§ **Records shown**:
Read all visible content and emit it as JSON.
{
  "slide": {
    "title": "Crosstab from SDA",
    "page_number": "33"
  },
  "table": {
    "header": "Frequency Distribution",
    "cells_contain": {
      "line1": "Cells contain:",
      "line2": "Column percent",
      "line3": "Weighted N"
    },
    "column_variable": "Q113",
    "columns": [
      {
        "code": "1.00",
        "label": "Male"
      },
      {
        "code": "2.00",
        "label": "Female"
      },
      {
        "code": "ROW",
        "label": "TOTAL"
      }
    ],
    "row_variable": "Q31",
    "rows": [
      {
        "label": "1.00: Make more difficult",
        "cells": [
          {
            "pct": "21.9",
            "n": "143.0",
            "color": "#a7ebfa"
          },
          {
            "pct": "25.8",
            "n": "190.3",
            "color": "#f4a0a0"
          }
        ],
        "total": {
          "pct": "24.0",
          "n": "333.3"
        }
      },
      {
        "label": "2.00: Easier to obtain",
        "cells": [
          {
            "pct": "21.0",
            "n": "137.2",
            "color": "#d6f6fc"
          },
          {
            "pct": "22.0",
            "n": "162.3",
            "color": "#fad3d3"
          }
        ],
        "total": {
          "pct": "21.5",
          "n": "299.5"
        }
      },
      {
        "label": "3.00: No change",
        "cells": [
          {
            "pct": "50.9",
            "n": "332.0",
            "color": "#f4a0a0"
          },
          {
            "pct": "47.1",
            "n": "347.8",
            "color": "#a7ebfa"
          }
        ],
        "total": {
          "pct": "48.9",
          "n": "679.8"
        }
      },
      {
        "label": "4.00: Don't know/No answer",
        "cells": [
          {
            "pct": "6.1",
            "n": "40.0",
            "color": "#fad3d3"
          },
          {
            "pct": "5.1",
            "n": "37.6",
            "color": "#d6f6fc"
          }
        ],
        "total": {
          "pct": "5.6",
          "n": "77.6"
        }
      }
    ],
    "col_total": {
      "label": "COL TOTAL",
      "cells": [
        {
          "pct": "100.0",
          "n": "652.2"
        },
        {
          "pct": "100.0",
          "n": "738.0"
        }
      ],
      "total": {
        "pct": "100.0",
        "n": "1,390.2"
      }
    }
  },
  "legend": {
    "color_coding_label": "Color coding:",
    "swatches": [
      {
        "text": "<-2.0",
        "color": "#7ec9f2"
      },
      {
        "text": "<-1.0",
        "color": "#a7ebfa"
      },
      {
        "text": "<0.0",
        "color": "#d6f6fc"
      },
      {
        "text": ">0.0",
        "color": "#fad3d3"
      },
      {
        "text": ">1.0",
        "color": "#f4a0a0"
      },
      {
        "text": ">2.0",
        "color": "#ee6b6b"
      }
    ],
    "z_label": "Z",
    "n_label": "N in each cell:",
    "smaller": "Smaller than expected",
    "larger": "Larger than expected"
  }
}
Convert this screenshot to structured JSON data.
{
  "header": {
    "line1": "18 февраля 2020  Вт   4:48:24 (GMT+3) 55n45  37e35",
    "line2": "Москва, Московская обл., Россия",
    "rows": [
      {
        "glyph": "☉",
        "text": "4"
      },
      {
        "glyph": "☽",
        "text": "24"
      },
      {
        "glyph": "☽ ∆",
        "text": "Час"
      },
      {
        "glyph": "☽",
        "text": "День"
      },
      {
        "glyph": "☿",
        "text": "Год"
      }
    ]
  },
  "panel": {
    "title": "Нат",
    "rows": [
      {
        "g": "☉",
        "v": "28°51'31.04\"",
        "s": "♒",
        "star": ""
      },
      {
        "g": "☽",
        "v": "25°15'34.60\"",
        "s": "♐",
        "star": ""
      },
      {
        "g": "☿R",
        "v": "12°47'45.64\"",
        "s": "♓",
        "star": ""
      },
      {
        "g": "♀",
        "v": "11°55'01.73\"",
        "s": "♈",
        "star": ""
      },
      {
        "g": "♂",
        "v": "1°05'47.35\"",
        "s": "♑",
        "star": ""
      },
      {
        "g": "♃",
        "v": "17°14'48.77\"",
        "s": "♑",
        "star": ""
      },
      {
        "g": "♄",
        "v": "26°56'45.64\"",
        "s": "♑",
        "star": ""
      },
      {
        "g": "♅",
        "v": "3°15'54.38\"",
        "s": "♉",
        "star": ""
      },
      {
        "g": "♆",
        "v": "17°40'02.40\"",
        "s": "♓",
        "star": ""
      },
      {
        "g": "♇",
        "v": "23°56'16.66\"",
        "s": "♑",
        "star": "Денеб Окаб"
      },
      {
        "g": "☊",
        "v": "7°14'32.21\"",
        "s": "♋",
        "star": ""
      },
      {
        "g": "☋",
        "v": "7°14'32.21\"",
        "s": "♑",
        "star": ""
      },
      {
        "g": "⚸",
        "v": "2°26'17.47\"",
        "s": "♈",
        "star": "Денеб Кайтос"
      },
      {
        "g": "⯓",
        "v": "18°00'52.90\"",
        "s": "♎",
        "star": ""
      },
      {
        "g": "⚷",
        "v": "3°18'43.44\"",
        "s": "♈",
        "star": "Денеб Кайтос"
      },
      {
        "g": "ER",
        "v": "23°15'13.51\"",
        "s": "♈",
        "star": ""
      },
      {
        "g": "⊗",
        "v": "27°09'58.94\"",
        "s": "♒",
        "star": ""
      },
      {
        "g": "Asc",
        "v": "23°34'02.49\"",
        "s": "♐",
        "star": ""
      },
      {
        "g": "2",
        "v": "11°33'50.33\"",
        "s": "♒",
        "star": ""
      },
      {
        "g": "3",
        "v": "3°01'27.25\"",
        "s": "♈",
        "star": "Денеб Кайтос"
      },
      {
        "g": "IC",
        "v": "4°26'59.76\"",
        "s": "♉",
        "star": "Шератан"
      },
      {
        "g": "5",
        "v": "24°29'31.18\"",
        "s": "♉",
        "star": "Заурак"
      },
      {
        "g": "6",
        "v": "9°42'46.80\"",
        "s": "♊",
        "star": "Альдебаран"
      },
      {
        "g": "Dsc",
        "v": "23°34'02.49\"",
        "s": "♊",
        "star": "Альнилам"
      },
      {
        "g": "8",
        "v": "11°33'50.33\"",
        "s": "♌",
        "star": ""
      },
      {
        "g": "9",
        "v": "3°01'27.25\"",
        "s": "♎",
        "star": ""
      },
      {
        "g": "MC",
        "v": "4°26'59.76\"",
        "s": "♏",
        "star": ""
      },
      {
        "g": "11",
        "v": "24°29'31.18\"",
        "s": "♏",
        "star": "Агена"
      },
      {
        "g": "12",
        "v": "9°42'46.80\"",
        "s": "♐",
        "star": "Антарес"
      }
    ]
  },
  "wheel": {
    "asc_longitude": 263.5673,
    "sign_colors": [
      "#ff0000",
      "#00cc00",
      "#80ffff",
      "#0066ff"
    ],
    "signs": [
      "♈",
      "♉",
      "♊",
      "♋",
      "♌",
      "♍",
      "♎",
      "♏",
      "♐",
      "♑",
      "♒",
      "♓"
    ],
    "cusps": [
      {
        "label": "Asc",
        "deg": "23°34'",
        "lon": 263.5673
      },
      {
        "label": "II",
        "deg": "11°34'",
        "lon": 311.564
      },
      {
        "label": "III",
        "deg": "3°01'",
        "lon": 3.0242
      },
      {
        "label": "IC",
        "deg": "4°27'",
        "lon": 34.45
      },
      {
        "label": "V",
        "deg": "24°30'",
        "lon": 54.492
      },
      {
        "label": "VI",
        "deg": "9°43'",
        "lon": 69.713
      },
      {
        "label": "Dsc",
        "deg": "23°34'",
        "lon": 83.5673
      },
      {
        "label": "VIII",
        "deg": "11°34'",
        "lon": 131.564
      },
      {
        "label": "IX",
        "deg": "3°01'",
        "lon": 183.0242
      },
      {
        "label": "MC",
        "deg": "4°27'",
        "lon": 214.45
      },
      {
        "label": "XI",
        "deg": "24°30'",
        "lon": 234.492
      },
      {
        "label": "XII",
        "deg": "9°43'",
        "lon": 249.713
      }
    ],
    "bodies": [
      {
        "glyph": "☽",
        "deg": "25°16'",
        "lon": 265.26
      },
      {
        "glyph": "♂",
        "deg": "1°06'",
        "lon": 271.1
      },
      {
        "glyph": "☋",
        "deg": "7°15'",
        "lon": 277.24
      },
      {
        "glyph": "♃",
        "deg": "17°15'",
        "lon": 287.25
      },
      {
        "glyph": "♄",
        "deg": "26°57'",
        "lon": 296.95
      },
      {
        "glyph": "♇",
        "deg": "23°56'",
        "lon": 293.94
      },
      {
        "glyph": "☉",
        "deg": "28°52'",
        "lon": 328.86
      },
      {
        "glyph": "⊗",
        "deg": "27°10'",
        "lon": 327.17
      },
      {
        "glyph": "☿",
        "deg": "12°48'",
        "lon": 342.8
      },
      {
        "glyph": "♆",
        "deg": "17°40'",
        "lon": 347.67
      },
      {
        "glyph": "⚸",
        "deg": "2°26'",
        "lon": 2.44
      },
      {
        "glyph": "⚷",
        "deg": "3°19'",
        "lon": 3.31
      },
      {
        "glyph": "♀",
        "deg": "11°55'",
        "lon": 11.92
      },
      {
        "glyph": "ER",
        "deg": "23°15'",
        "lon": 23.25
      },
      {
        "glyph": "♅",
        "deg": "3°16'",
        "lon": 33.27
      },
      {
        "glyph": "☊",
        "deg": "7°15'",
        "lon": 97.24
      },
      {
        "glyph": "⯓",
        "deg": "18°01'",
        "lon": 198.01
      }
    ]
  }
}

§ **What to produce**: Which lines hold the word "than"? Copy each of them from the records.

§ **Result of the task**:
    "smaller": "Smaller than expected",
    "larger": "Larger than expected"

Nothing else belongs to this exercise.